* ROWS *
-=-=-=-=-
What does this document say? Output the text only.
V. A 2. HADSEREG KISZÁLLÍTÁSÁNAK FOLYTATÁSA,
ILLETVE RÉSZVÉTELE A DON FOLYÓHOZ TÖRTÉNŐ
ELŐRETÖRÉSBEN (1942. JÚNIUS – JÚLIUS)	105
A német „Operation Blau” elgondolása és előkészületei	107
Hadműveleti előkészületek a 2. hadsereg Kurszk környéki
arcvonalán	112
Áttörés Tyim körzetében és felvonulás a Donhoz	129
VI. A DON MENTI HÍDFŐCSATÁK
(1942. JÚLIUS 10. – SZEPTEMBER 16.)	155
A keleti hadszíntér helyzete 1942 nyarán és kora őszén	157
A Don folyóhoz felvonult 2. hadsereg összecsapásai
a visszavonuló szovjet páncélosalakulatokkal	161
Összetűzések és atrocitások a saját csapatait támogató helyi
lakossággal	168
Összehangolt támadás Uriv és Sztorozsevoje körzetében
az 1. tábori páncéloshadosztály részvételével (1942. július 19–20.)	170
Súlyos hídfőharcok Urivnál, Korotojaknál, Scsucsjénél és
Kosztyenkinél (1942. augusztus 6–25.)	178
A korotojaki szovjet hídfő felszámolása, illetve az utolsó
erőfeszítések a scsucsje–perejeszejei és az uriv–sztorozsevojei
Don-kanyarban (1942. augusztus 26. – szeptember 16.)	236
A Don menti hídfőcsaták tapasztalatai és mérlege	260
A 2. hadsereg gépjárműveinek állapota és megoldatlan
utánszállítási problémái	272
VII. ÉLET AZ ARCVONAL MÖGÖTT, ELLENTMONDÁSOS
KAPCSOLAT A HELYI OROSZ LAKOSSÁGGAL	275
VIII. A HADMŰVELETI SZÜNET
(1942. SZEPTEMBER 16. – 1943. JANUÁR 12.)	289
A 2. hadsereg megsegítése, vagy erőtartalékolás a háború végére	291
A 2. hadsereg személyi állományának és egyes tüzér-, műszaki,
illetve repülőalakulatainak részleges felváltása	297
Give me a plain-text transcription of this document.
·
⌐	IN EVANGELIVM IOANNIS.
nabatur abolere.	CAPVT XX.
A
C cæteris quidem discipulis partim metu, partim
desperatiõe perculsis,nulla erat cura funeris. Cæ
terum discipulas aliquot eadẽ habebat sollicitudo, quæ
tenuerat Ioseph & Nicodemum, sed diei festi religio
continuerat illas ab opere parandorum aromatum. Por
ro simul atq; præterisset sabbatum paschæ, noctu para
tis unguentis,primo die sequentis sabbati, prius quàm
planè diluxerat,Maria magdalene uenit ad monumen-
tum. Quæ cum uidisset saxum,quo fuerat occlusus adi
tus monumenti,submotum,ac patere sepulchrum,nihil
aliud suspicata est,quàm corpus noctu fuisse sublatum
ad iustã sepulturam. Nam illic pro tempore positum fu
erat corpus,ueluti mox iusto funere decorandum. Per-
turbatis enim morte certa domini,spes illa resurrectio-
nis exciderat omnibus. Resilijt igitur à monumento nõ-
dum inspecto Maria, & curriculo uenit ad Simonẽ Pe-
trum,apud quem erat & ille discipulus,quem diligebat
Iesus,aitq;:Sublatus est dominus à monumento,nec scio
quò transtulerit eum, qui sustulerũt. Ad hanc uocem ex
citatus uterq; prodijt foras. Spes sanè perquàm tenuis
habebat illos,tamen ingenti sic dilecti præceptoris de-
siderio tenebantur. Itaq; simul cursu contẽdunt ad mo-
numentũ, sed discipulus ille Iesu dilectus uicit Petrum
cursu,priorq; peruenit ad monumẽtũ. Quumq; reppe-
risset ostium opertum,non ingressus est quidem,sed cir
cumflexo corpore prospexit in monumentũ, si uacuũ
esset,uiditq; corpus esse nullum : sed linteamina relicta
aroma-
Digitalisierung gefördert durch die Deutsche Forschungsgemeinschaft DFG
-=-=-=-=-
* PROBLEM REQUIREMENTS *
Pull out each line holding the string "körzetében".

* RESPONSE TO THE TASK *
Áttörés Tyim körzetében és felvonulás a Donhoz	129
Összehangolt támadás Uriv és Sztorozsevoje körzetében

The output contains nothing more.